PROBLEM DESCRIPTION:
Keep the pictures out of the copy and print all the entries below exactly.

Dataset records:
╔══
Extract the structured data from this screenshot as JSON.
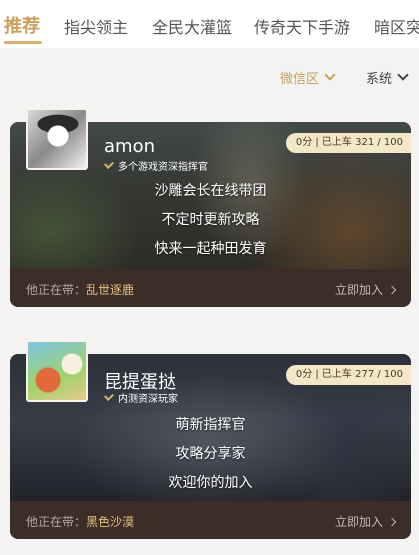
{
  "tabs": [
    {
      "label": "推荐",
      "active": true
    },
    {
      "label": "指尖领主"
    },
    {
      "label": "全民大灌篮"
    },
    {
      "label": "传奇天下手游"
    },
    {
      "label": "暗区突"
    }
  ],
  "filters": {
    "zone": "微信区",
    "system": "系统"
  },
  "cards": [
    {
      "name": "amon",
      "subtitle": "多个游戏资深指挥官",
      "badge": "0分 | 已上车 321 / 100",
      "lines": [
        "沙雕会长在线带团",
        "不定时更新攻略",
        "快来一起种田发育"
      ],
      "footer_prefix": "他正在带：",
      "footer_game": "乱世逐鹿",
      "join": "立即加入"
    },
    {
      "name": "昆提蛋挞",
      "subtitle": "内测资深玩家",
      "badge": "0分 | 已上车 277 / 100",
      "lines": [
        "萌新指挥官",
        "攻略分享家",
        "欢迎你的加入"
      ],
      "footer_prefix": "他正在带：",
      "footer_game": "黑色沙漠",
      "join": "立即加入"
    }
  ],
  "colors": {
    "accent": "#c9a15d",
    "card_footer": "#3c2d28",
    "badge_bg": "#f4e7c8"
  }
}
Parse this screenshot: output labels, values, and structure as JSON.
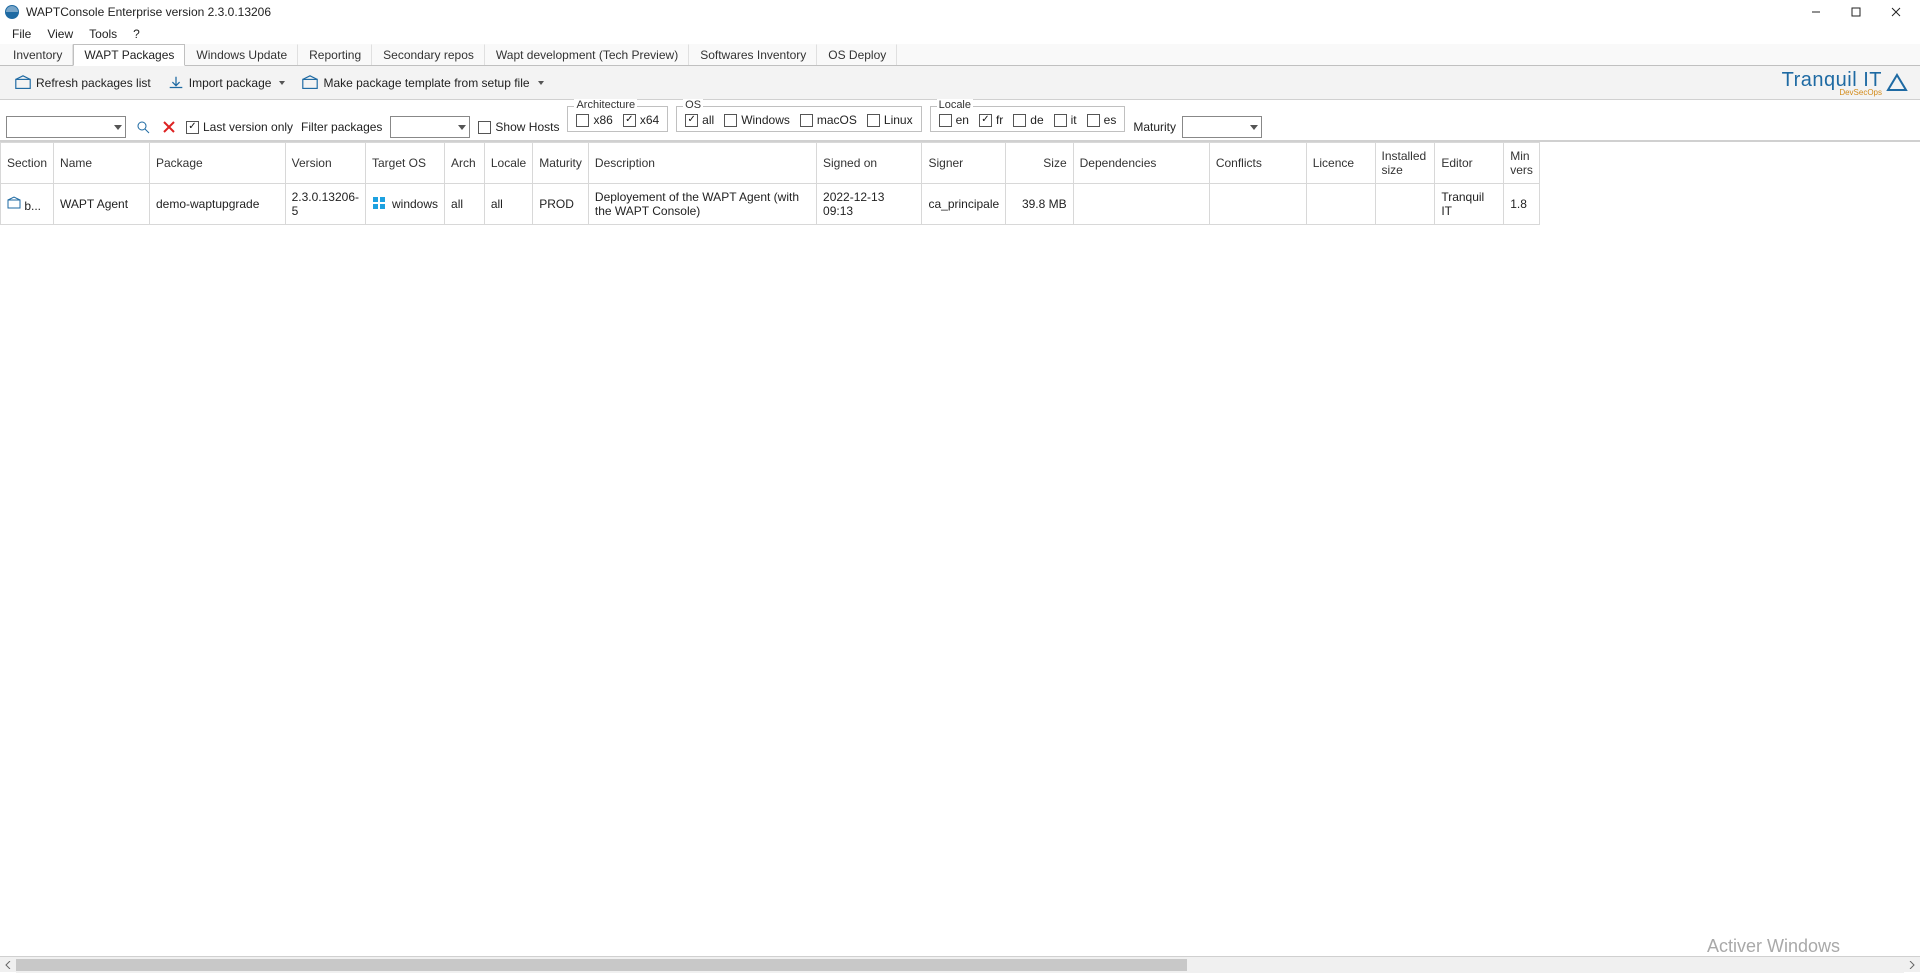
{
  "window": {
    "title": "WAPTConsole Enterprise version 2.3.0.13206"
  },
  "menubar": [
    "File",
    "View",
    "Tools",
    "?"
  ],
  "tabs": [
    {
      "label": "Inventory"
    },
    {
      "label": "WAPT Packages",
      "active": true
    },
    {
      "label": "Windows Update"
    },
    {
      "label": "Reporting"
    },
    {
      "label": "Secondary repos"
    },
    {
      "label": "Wapt development (Tech Preview)"
    },
    {
      "label": "Softwares Inventory"
    },
    {
      "label": "OS Deploy"
    }
  ],
  "toolbar": {
    "refresh": "Refresh packages list",
    "import": "Import package",
    "make_template": "Make package template from setup file"
  },
  "brand": {
    "name": "Tranquil IT",
    "sub": "DevSecOps"
  },
  "filters": {
    "last_version_only": {
      "label": "Last version only",
      "checked": true
    },
    "filter_packages_label": "Filter packages",
    "show_hosts": {
      "label": "Show Hosts",
      "checked": false
    },
    "architecture": {
      "legend": "Architecture",
      "items": [
        {
          "label": "x86",
          "checked": false
        },
        {
          "label": "x64",
          "checked": true
        }
      ]
    },
    "os": {
      "legend": "OS",
      "items": [
        {
          "label": "all",
          "checked": true
        },
        {
          "label": "Windows",
          "checked": false
        },
        {
          "label": "macOS",
          "checked": false
        },
        {
          "label": "Linux",
          "checked": false
        }
      ]
    },
    "locale": {
      "legend": "Locale",
      "items": [
        {
          "label": "en",
          "checked": false
        },
        {
          "label": "fr",
          "checked": true
        },
        {
          "label": "de",
          "checked": false
        },
        {
          "label": "it",
          "checked": false
        },
        {
          "label": "es",
          "checked": false
        }
      ]
    },
    "maturity_label": "Maturity"
  },
  "columns": [
    "Section",
    "Name",
    "Package",
    "Version",
    "Target OS",
    "Arch",
    "Locale",
    "Maturity",
    "Description",
    "Signed on",
    "Signer",
    "Size",
    "Dependencies",
    "Conflicts",
    "Licence",
    "Installed size",
    "Editor",
    "Min vers"
  ],
  "rows": [
    {
      "section": "b...",
      "name": "WAPT Agent",
      "package": "demo-waptupgrade",
      "version": "2.3.0.13206-5",
      "target_os": "windows",
      "arch": "all",
      "locale": "all",
      "maturity": "PROD",
      "description": "Deployement of the WAPT Agent (with the WAPT Console)",
      "signed_on": "2022-12-13 09:13",
      "signer": "ca_principale",
      "size": "39.8 MB",
      "dependencies": "",
      "conflicts": "",
      "licence": "",
      "installed_size": "",
      "editor": "Tranquil IT",
      "min_vers": "1.8"
    }
  ],
  "watermark": "Activer Windows"
}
╚══
RESULT FOR THIS TASK:
Extract the structured data from this screenshot as JSON.
{
  "tabs": [
    {
      "label": "推荐",
      "active": true
    },
    {
      "label": "指尖领主"
    },
    {
      "label": "全民大灌篮"
    },
    {
      "label": "传奇天下手游"
    },
    {
      "label": "暗区突"
    }
  ],
  "filters": {
    "zone": "微信区",
    "system": "系统"
  },
  "cards": [
    {
      "name": "amon",
      "subtitle": "多个游戏资深指挥官",
      "badge": "0分 | 已上车 321 / 100",
      "lines": [
        "沙雕会长在线带团",
        "不定时更新攻略",
        "快来一起种田发育"
      ],
      "footer_prefix": "他正在带：",
      "footer_game": "乱世逐鹿",
      "join": "立即加入"
    },
    {
      "name": "昆提蛋挞",
      "subtitle": "内测资深玩家",
      "badge": "0分 | 已上车 277 / 100",
      "lines": [
        "萌新指挥官",
        "攻略分享家",
        "欢迎你的加入"
      ],
      "footer_prefix": "他正在带：",
      "footer_game": "黑色沙漠",
      "join": "立即加入"
    }
  ],
  "colors": {
    "accent": "#c9a15d",
    "card_footer": "#3c2d28",
    "badge_bg": "#f4e7c8"
  }
}
Parse this screenshot: output labels, values, and structure as JSON.
{
  "window": {
    "title": "WAPTConsole Enterprise version 2.3.0.13206"
  },
  "menubar": [
    "File",
    "View",
    "Tools",
    "?"
  ],
  "tabs": [
    {
      "label": "Inventory"
    },
    {
      "label": "WAPT Packages",
      "active": true
    },
    {
      "label": "Windows Update"
    },
    {
      "label": "Reporting"
    },
    {
      "label": "Secondary repos"
    },
    {
      "label": "Wapt development (Tech Preview)"
    },
    {
      "label": "Softwares Inventory"
    },
    {
      "label": "OS Deploy"
    }
  ],
  "toolbar": {
    "refresh": "Refresh packages list",
    "import": "Import package",
    "make_template": "Make package template from setup file"
  },
  "brand": {
    "name": "Tranquil IT",
    "sub": "DevSecOps"
  },
  "filters": {
    "last_version_only": {
      "label": "Last version only",
      "checked": true
    },
    "filter_packages_label": "Filter packages",
    "show_hosts": {
      "label": "Show Hosts",
      "checked": false
    },
    "architecture": {
      "legend": "Architecture",
      "items": [
        {
          "label": "x86",
          "checked": false
        },
        {
          "label": "x64",
          "checked": true
        }
      ]
    },
    "os": {
      "legend": "OS",
      "items": [
        {
          "label": "all",
          "checked": true
        },
        {
          "label": "Windows",
          "checked": false
        },
        {
          "label": "macOS",
          "checked": false
        },
        {
          "label": "Linux",
          "checked": false
        }
      ]
    },
    "locale": {
      "legend": "Locale",
      "items": [
        {
          "label": "en",
          "checked": false
        },
        {
          "label": "fr",
          "checked": true
        },
        {
          "label": "de",
          "checked": false
        },
        {
          "label": "it",
          "checked": false
        },
        {
          "label": "es",
          "checked": false
        }
      ]
    },
    "maturity_label": "Maturity"
  },
  "columns": [
    "Section",
    "Name",
    "Package",
    "Version",
    "Target OS",
    "Arch",
    "Locale",
    "Maturity",
    "Description",
    "Signed on",
    "Signer",
    "Size",
    "Dependencies",
    "Conflicts",
    "Licence",
    "Installed size",
    "Editor",
    "Min vers"
  ],
  "rows": [
    {
      "section": "b...",
      "name": "WAPT Agent",
      "package": "demo-waptupgrade",
      "version": "2.3.0.13206-5",
      "target_os": "windows",
      "arch": "all",
      "locale": "all",
      "maturity": "PROD",
      "description": "Deployement of the WAPT Agent (with the WAPT Console)",
      "signed_on": "2022-12-13 09:13",
      "signer": "ca_principale",
      "size": "39.8 MB",
      "dependencies": "",
      "conflicts": "",
      "licence": "",
      "installed_size": "",
      "editor": "Tranquil IT",
      "min_vers": "1.8"
    }
  ],
  "watermark": "Activer Windows"
}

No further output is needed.